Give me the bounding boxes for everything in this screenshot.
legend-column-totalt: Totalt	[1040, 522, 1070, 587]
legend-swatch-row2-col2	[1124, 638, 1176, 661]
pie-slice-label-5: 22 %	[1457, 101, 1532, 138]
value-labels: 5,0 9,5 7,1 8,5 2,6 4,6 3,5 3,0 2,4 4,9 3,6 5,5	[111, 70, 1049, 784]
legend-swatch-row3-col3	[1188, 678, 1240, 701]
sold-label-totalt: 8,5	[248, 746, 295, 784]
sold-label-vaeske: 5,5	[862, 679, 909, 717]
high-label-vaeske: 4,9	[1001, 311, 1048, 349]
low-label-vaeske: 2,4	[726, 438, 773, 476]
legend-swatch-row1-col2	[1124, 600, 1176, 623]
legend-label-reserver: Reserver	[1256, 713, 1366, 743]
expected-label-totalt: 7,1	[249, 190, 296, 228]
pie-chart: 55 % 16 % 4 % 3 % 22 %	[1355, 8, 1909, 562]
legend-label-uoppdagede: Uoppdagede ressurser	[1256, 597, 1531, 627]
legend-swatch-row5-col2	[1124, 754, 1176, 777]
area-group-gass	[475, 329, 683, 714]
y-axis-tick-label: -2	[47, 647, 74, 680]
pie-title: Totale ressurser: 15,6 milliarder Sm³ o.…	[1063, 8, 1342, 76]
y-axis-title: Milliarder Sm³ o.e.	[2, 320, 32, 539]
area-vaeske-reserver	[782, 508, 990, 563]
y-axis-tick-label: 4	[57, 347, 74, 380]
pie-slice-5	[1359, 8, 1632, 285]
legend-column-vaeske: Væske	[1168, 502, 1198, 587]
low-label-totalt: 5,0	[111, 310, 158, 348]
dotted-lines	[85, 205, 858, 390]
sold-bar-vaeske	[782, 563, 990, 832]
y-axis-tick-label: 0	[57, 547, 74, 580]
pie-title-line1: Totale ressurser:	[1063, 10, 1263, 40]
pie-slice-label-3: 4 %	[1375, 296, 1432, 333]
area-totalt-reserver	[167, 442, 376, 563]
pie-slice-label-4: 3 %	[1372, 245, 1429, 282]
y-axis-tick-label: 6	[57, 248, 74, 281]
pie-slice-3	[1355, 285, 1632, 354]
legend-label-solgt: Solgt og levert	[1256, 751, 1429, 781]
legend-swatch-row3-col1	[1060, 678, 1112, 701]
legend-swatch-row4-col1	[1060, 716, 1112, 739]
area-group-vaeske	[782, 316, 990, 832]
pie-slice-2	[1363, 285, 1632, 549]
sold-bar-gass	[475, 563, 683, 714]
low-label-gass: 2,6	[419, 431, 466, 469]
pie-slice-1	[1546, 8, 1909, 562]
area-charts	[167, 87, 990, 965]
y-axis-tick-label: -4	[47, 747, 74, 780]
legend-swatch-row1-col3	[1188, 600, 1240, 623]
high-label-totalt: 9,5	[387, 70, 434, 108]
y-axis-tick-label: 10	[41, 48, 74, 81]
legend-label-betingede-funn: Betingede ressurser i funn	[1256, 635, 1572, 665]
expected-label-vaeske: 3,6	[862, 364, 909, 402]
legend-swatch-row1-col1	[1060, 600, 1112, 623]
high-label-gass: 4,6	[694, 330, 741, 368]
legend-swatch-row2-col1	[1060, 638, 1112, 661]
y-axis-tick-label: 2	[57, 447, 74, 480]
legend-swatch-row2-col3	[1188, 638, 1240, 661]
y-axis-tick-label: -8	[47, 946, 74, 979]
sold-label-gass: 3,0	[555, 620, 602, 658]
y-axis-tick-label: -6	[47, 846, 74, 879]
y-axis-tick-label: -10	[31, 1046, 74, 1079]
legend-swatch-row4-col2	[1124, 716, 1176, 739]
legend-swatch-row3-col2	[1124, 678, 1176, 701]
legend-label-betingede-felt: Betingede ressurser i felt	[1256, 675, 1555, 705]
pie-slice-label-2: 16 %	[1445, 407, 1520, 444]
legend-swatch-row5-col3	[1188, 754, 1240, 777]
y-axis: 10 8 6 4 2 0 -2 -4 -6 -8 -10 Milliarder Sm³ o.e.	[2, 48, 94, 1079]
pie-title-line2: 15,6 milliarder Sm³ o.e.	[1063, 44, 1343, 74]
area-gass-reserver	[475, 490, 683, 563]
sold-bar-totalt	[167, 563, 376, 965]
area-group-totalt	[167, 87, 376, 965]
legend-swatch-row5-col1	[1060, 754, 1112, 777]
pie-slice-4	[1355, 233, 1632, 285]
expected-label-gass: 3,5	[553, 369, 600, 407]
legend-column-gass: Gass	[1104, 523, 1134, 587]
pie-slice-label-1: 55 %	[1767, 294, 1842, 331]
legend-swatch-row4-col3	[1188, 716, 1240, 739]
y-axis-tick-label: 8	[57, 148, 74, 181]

____________________

SHORT EXERCISE: Starting at the beginning of the records and ending at the line that contains "438, 773, 476]", rewrite those lines with "legend-swatch" replaced by "legend-key" and everything else left as it is.

RESPONSE:
Give me the bounding boxes for everything in this screenshot.
legend-column-totalt: Totalt	[1040, 522, 1070, 587]
legend-key-row2-col2	[1124, 638, 1176, 661]
pie-slice-label-5: 22 %	[1457, 101, 1532, 138]
value-labels: 5,0 9,5 7,1 8,5 2,6 4,6 3,5 3,0 2,4 4,9 3,6 5,5	[111, 70, 1049, 784]
legend-key-row3-col3	[1188, 678, 1240, 701]
sold-label-totalt: 8,5	[248, 746, 295, 784]
sold-label-vaeske: 5,5	[862, 679, 909, 717]
high-label-vaeske: 4,9	[1001, 311, 1048, 349]
low-label-vaeske: 2,4	[726, 438, 773, 476]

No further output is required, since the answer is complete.